» **Brief**
Pull every line holding the string "icon" from the records below.
───── Source data
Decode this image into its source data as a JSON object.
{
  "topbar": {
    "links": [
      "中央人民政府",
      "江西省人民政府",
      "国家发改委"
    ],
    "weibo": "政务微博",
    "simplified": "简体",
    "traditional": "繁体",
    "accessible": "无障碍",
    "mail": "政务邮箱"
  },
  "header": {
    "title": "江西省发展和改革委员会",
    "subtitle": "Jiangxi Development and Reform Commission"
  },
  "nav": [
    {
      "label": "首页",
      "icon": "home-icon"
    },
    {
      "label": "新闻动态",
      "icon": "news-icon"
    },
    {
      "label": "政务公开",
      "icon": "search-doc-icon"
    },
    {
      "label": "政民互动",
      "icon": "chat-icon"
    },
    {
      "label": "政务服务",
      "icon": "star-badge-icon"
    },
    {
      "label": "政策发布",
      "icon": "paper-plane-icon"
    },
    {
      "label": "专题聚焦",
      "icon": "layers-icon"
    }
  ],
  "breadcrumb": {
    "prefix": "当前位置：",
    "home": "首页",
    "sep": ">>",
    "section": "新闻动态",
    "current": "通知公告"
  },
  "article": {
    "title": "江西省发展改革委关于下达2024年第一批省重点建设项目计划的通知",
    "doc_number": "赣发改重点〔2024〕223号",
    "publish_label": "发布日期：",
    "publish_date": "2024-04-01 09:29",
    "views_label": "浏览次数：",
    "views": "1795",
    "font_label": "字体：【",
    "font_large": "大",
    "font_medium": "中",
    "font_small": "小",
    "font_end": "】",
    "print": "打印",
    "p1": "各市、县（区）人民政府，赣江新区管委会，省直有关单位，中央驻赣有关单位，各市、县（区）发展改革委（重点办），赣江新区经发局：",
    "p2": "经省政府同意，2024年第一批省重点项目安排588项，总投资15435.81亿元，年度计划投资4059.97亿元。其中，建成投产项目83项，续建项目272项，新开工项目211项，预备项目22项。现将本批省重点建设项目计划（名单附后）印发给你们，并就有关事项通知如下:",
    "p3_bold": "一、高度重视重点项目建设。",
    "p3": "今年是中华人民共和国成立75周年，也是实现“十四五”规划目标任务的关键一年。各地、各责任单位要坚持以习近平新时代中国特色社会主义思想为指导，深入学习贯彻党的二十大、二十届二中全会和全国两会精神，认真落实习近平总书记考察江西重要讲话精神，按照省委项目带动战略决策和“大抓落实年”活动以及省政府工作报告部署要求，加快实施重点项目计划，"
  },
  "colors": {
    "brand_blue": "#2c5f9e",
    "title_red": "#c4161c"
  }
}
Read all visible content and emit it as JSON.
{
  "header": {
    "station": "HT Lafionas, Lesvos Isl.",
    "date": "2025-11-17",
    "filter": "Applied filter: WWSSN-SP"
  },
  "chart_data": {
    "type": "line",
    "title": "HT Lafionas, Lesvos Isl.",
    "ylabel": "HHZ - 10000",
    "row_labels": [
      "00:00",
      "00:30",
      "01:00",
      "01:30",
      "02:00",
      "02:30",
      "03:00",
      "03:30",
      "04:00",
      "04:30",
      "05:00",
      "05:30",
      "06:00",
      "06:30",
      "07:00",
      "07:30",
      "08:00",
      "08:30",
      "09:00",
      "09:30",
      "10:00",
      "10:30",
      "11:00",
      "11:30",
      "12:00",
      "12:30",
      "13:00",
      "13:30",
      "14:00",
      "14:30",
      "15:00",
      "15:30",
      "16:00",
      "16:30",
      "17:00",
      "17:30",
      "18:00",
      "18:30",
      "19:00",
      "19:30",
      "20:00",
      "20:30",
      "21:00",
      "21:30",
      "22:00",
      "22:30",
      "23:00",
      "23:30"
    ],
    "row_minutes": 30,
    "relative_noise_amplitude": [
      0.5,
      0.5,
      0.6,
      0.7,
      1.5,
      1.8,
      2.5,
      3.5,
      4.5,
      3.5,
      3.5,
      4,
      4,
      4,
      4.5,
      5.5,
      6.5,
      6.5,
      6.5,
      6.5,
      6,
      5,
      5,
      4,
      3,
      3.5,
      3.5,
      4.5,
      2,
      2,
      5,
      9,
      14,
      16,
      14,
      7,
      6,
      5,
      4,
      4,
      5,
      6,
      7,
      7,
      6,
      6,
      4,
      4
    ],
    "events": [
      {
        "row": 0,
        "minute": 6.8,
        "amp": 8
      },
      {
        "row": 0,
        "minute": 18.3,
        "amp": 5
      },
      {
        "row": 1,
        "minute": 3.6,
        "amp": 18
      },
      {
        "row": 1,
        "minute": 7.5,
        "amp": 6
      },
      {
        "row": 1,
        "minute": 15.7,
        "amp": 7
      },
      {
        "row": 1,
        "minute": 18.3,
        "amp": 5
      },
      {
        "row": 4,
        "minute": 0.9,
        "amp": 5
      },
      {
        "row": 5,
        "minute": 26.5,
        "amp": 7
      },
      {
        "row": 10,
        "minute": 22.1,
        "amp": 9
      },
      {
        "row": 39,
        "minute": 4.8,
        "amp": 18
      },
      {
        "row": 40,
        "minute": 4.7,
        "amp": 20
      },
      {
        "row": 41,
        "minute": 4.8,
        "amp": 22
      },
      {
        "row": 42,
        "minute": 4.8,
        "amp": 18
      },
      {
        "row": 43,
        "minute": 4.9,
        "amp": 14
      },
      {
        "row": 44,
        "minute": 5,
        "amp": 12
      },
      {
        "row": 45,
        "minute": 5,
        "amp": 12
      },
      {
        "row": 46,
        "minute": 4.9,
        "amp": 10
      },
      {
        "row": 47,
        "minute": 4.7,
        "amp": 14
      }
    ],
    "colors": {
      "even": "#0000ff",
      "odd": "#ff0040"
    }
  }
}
──────────
» **Expected answer**
      "icon": "home-icon"
      "icon": "news-icon"
      "icon": "search-doc-icon"
      "icon": "chat-icon"
      "icon": "star-badge-icon"
      "icon": "paper-plane-icon"
      "icon": "layers-icon"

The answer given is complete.